Data for this task -
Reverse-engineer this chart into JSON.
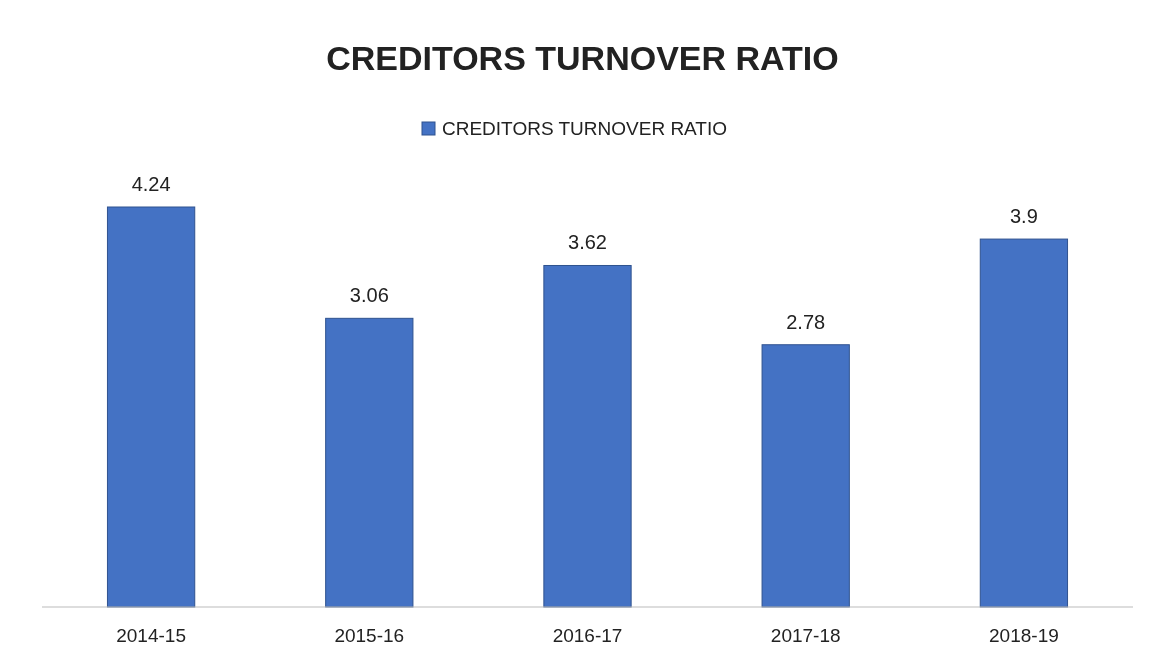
{
  "chart_data": {
    "type": "bar",
    "title": "CREDITORS TURNOVER RATIO",
    "categories": [
      "2014-15",
      "2015-16",
      "2016-17",
      "2017-18",
      "2018-19"
    ],
    "series": [
      {
        "name": "CREDITORS TURNOVER RATIO",
        "color": "#4472c4",
        "values": [
          4.24,
          3.06,
          3.62,
          2.78,
          3.9
        ]
      }
    ],
    "data_labels": true,
    "legend": "top",
    "grid": false
  }
}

Problem requirements -
Using the material above, report each line where "TURNOVER" occurs.

Result below -
    "title": "CREDITORS TURNOVER RATIO",
        "name": "CREDITORS TURNOVER RATIO",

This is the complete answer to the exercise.